Pick out the lines below that contain the string "Elementary" and copy them all.

*** Opening of DATA ***

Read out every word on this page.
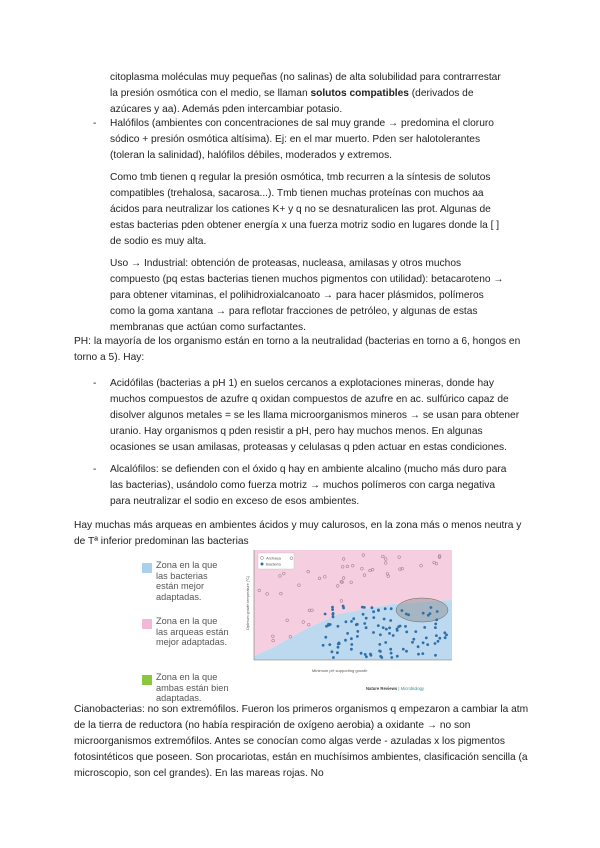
citoplasma moléculas muy pequeñas (no salinas) de alta solubilidad para contrarrestar la presión osmótica con el medio, se llaman solutos compatibles (derivados de azúcares y aa). Además pden intercambiar potasio.

- Halófilos (ambientes con concentraciones de sal muy grande → predomina el cloruro sódico + presión osmótica altísima). Ej: en el mar muerto. Pden ser halotolerantes (toleran la salinidad), halófilos débiles, moderados y extremos.

Como tmb tienen q regular la presión osmótica, tmb recurren a la síntesis de solutos compatibles (trehalosa, sacarosa...). Tmb tienen muchas proteínas con muchos aa ácidos para neutralizar los cationes K+ y q no se desnaturalicen las prot. Algunas de estas bacterias pden obtener energía x una fuerza motriz sodio en lugares donde la [ ] de sodio es muy alta.

Uso → Industrial: obtención de proteasas, nucleasa, amilasas y otros muchos compuesto (pq estas bacterias tienen muchos pigmentos con utilidad): betacaroteno → para obtener vitaminas, el polihidroxialcanoato → para hacer plásmidos, polímeros como la goma xantana → para reflotar fracciones de petróleo, y algunas de estas membranas que actúan como surfactantes.

PH: la mayoría de los organismo están en torno a la neutralidad (bacterias en torno a 6, hongos en torno a 5). Hay:

- Acidófilas (bacterias a pH 1) en suelos cercanos a explotaciones mineras, donde hay muchos compuestos de azufre q oxidan compuestos de azufre en ac. sulfúrico capaz de disolver algunos metales = se les llama microorganismos mineros → se usan para obtener uranio. Hay organismos q pden resistir a pH, pero hay muchos menos. En algunas ocasiones se usan amilasas, proteasas y celulasas q pden actuar en estas condiciones.

- Alcalófilos: se defienden con el óxido q hay en ambiente alcalino (mucho más duro para las bacterias), usándolo como fuerza motriz → muchos polímeros con carga negativa para neutralizar el sodio en exceso de esos ambientes.

Hay muchas más arqueas en ambientes ácidos y muy calurosos, en la zona más o menos neutra y de Tª inferior predominan las bacterias

Zona en la que las bacterias están mejor adaptadas.
Zona en la que las arqueas están mejor adaptadas.
Zona en la que ambas están bien adaptadas.
Optimum growth temperature (°C)
Minimum pH supporting growth
Archaea
Bacteria
Nature Reviews | Microbiology

Cianobacterias: no son extremófilos. Fueron los primeros organismos q empezaron a cambiar la atm de la tierra de reductora (no había respiración de oxígeno aerobia) a oxidante → no son microorganismos extremófilos. Antes se conocían como algas verde - azuladas x los pigmentos fotosintéticos que poseen. Son procariotas, están en muchísimos ambientes, clasificación sencilla (a microscopio, son cel grandes). En las mareas rojas. No
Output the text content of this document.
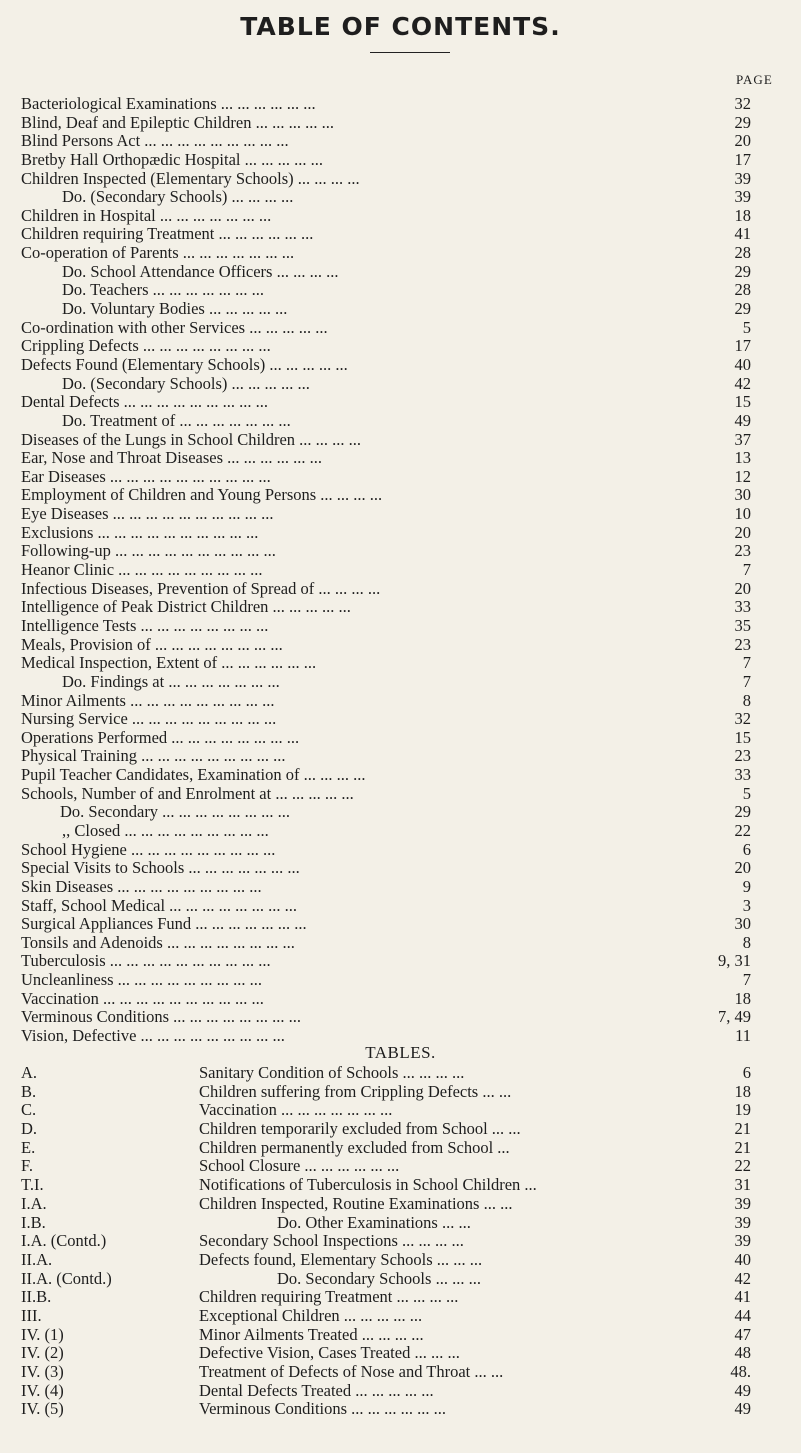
TABLE OF CONTENTS.
PAGE
Bacteriological Examinations ... ... ... ... ... ...	32
Blind, Deaf and Epileptic Children ... ... ... ... ...	29
Blind Persons Act ... ... ... ... ... ... ... ... ...	20
Bretby Hall Orthopædic Hospital ... ... ... ... ...	17
Children Inspected (Elementary Schools) ... ... ... ...	39
Do. (Secondary Schools) ... ... ... ...	39
Children in Hospital ... ... ... ... ... ... ...	18
Children requiring Treatment ... ... ... ... ... ...	41
Co-operation of Parents ... ... ... ... ... ... ...	28
Do. School Attendance Officers ... ... ... ...	29
Do. Teachers ... ... ... ... ... ... ...	28
Do. Voluntary Bodies ... ... ... ... ...	29
Co-ordination with other Services ... ... ... ... ...	5
Crippling Defects ... ... ... ... ... ... ... ...	17
Defects Found (Elementary Schools) ... ... ... ... ...	40
Do. (Secondary Schools) ... ... ... ... ...	42
Dental Defects ... ... ... ... ... ... ... ... ...	15
Do. Treatment of ... ... ... ... ... ... ...	49
Diseases of the Lungs in School Children ... ... ... ...	37
Ear, Nose and Throat Diseases ... ... ... ... ... ...	13
Ear Diseases ... ... ... ... ... ... ... ... ... ...	12
Employment of Children and Young Persons ... ... ... ...	30
Eye Diseases ... ... ... ... ... ... ... ... ... ...	10
Exclusions ... ... ... ... ... ... ... ... ... ...	20
Following-up ... ... ... ... ... ... ... ... ... ...	23
Heanor Clinic ... ... ... ... ... ... ... ... ...	7
Infectious Diseases, Prevention of Spread of ... ... ... ...	20
Intelligence of Peak District Children ... ... ... ... ...	33
Intelligence Tests ... ... ... ... ... ... ... ...	35
Meals, Provision of ... ... ... ... ... ... ... ...	23
Medical Inspection, Extent of ... ... ... ... ... ...	7
Do. Findings at ... ... ... ... ... ... ...	7
Minor Ailments ... ... ... ... ... ... ... ... ...	8
Nursing Service ... ... ... ... ... ... ... ... ...	32
Operations Performed ... ... ... ... ... ... ... ...	15
Physical Training ... ... ... ... ... ... ... ... ...	23
Pupil Teacher Candidates, Examination of ... ... ... ...	33
Schools, Number of and Enrolment at ... ... ... ... ...	5
Do. Secondary ... ... ... ... ... ... ... ...	29
,, Closed ... ... ... ... ... ... ... ... ...	22
School Hygiene ... ... ... ... ... ... ... ... ...	6
Special Visits to Schools ... ... ... ... ... ... ...	20
Skin Diseases ... ... ... ... ... ... ... ... ...	9
Staff, School Medical ... ... ... ... ... ... ... ...	3
Surgical Appliances Fund ... ... ... ... ... ... ...	30
Tonsils and Adenoids ... ... ... ... ... ... ... ...	8
Tuberculosis ... ... ... ... ... ... ... ... ... ...	9, 31
Uncleanliness ... ... ... ... ... ... ... ... ...	7
Vaccination ... ... ... ... ... ... ... ... ... ...	18
Verminous Conditions ... ... ... ... ... ... ... ...	7, 49
Vision, Defective ... ... ... ... ... ... ... ... ...	11
TABLES.
A.	Sanitary Condition of Schools ... ... ... ...	6
B.	Children suffering from Crippling Defects ... ...	18
C.	Vaccination ... ... ... ... ... ... ...	19
D.	Children temporarily excluded from School ... ...	21
E.	Children permanently excluded from School ...	21
F.	School Closure ... ... ... ... ... ...	22
T.I.	Notifications of Tuberculosis in School Children ...	31
I.A.	Children Inspected, Routine Examinations ... ...	39
I.B.	Do. Other Examinations ... ...	39
I.A. (Contd.)	Secondary School Inspections ... ... ... ...	39
II.A.	Defects found, Elementary Schools ... ... ...	40
II.A. (Contd.)	Do. Secondary Schools ... ... ...	42
II.B.	Children requiring Treatment ... ... ... ...	41
III.	Exceptional Children ... ... ... ... ...	44
IV. (1)	Minor Ailments Treated ... ... ... ...	47
IV. (2)	Defective Vision, Cases Treated ... ... ...	48
IV. (3)	Treatment of Defects of Nose and Throat ... ...	48.
IV. (4)	Dental Defects Treated ... ... ... ... ...	49
IV. (5)	Verminous Conditions ... ... ... ... ... ...	49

*** Close of DATA ***

* **COMPLETED EXERCISE**
Children Inspected (Elementary Schools) ... ... ... ...	39
Defects Found (Elementary Schools) ... ... ... ... ...	40
II.A.	Defects found, Elementary Schools ... ... ...	40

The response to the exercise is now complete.